Given instruction >> Condense the paragraph of the article about UCLA's Myles Jack that starts "Jack definitely isn't changing positions" into a short bulleted list, keeping its main facts.

UCLA's Myles Jack emerges as a 2-way threat
(Eds: Updates with details. With AP Photos.)
LOS ANGELES (AP) - If Myles Jack had wanted to be a running back coming out of high school in Bellevue, Wash., last year, he had his pick of several SEC schools. He also could have played any position he wanted at the University of Washington, just across the lake from his hometown.
UCLA's freshman linebacker didn't really want to carry the ball, though.
''I like to hit,'' Jack said. ''I like to tackle people.''
Yet one of the nation's top young defensive players is currently the Pac-12's offensive player of the week. The 13th-ranked Bruins' coaches couldn't resist turning Jack into a two-way player in a key victory over Arizona - and they just might do it again.
Jack rushed for 120 yards on just six carries last weekend in Tucson, scoring a touchdown in a 31-26 win for UCLA (7-2, 4-2 Pac-12).
Jack definitely isn't changing positions, yet coach Jim Mora, offensive coordinator Noel Mazzone and quarterback Brett Hundley are all excited to have another dangerous new toy as the Bruins prepare for Friday's visit from Jack's hometown Huskies (6-3, 3-3) at the Rose Bowl.

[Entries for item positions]
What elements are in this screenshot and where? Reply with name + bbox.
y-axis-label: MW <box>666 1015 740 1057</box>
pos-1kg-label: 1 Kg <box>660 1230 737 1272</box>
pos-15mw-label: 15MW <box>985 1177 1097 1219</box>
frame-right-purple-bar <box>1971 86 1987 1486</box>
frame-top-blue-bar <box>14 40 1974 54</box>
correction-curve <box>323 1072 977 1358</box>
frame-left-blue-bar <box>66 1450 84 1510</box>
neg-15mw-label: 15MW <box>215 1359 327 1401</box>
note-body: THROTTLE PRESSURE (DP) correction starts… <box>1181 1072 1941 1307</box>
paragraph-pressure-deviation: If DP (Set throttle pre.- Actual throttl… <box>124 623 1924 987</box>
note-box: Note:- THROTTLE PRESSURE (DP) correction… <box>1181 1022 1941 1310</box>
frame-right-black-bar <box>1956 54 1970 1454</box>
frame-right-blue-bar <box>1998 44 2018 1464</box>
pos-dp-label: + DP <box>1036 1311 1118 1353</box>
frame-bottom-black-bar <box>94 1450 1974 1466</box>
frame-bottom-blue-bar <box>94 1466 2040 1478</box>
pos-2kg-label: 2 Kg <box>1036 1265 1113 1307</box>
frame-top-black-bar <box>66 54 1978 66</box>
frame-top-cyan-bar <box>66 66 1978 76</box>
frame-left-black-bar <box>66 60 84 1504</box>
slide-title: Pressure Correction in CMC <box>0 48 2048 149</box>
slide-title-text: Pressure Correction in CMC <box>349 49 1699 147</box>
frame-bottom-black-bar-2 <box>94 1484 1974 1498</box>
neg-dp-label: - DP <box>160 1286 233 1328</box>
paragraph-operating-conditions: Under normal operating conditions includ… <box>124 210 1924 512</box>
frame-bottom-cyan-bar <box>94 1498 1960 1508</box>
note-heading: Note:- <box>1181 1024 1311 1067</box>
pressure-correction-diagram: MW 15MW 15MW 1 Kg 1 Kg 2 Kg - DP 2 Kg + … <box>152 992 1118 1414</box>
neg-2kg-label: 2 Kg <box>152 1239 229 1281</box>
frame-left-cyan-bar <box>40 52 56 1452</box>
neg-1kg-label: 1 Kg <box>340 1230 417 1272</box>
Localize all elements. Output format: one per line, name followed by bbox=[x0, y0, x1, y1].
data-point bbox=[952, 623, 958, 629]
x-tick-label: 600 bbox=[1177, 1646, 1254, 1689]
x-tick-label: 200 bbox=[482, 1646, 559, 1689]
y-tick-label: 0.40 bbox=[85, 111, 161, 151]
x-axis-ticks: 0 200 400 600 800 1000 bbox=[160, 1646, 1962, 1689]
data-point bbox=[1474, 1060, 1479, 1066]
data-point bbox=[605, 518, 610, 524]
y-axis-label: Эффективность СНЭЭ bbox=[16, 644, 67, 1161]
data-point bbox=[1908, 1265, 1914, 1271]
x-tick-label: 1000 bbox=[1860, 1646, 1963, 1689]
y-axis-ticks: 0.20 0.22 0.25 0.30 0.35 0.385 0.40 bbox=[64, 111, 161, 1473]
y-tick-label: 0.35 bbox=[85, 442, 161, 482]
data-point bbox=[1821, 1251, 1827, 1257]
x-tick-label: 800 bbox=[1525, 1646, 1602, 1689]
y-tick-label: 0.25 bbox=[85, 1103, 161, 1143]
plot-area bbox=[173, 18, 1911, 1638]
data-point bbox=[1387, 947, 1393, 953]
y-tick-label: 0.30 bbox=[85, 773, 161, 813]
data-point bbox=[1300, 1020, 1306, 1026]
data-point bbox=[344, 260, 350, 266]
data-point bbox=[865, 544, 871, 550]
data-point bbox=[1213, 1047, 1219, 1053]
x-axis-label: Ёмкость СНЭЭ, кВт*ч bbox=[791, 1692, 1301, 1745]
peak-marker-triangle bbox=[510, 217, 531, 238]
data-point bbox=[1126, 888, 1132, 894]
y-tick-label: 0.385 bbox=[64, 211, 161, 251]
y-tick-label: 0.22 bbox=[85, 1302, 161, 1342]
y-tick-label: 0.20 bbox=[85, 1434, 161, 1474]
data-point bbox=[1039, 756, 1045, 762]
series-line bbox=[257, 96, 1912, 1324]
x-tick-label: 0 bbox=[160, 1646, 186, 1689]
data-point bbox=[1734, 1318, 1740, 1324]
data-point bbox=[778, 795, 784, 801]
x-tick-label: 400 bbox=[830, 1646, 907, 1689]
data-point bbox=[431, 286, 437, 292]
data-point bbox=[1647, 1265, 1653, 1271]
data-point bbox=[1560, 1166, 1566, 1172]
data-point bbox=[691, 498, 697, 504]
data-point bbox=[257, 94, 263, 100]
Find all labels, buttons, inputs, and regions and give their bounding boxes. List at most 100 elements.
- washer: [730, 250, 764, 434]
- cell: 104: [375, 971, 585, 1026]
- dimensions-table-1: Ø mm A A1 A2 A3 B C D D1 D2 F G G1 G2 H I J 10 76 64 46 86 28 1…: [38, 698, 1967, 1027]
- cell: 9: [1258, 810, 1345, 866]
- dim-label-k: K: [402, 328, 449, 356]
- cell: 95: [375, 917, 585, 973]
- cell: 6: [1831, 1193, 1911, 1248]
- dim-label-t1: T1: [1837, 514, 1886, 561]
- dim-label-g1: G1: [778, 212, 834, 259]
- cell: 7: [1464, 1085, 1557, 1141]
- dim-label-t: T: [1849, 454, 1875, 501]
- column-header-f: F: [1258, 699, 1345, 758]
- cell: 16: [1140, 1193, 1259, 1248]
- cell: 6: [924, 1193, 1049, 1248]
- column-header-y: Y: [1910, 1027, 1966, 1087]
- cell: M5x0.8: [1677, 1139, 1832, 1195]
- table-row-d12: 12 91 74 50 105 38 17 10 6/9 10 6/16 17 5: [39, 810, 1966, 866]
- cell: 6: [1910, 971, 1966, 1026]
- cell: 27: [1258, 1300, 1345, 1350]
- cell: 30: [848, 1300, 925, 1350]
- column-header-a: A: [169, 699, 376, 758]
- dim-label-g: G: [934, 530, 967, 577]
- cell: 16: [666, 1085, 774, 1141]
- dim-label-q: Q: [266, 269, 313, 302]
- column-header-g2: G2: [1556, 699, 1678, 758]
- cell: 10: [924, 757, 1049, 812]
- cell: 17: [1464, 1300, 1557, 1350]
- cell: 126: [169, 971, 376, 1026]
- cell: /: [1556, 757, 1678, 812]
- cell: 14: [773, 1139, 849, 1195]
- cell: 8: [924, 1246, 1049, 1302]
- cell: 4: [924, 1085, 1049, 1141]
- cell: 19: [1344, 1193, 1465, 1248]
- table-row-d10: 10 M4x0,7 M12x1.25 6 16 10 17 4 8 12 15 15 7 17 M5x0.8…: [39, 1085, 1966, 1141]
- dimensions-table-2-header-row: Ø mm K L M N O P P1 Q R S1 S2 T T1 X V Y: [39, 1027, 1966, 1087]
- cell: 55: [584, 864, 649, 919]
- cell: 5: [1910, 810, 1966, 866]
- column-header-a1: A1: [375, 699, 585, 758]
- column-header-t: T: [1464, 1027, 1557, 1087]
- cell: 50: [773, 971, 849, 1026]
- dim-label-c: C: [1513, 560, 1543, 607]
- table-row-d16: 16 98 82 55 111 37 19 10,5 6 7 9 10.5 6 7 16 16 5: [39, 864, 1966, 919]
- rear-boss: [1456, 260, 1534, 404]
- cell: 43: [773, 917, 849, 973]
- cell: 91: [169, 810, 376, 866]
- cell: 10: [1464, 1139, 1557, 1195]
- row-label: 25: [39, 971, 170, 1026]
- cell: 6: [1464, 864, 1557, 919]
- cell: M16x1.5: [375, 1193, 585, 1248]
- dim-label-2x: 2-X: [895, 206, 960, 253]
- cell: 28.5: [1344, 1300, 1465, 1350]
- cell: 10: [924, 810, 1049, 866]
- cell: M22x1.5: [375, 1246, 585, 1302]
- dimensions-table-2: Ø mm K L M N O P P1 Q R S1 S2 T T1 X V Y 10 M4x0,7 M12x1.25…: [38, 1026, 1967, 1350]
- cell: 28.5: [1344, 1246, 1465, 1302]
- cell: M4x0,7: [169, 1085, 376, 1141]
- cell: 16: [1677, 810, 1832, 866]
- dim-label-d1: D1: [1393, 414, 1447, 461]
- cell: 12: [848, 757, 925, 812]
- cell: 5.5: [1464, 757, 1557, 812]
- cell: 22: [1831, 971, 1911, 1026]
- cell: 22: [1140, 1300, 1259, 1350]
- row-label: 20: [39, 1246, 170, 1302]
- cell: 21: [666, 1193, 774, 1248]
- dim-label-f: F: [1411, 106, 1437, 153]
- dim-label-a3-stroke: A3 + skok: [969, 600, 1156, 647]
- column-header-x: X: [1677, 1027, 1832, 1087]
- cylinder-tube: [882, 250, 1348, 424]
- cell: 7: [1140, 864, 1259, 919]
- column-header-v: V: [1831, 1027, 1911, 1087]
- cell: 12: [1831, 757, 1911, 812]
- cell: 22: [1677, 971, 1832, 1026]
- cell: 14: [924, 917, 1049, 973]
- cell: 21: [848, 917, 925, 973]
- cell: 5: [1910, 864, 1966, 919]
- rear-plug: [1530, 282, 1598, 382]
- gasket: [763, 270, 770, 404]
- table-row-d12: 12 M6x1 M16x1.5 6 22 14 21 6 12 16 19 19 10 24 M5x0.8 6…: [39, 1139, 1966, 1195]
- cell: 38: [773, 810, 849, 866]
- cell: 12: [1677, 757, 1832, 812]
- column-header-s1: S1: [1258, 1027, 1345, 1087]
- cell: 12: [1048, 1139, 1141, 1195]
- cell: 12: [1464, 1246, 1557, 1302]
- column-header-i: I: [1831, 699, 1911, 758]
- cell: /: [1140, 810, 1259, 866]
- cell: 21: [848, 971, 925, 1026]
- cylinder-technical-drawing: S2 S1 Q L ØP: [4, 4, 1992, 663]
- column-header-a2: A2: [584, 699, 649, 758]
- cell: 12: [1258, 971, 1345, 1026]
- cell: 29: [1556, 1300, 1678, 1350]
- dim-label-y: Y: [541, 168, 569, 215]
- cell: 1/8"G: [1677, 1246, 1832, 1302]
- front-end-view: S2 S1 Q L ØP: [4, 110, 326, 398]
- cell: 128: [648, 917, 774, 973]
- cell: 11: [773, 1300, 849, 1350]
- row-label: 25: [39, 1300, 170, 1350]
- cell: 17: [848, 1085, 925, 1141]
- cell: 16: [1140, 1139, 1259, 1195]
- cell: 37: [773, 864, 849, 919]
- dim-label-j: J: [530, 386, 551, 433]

Result >>
- Jack is not switching positions.
- Coach Jim Mora, offensive coordinator Noel Mazzone and quarterback Brett Hundley are all excited to have him as another dangerous new option.
- The Bruins are preparing to host Jack's hometown Huskies (6-3, 3-3) on Friday at the Rose Bowl.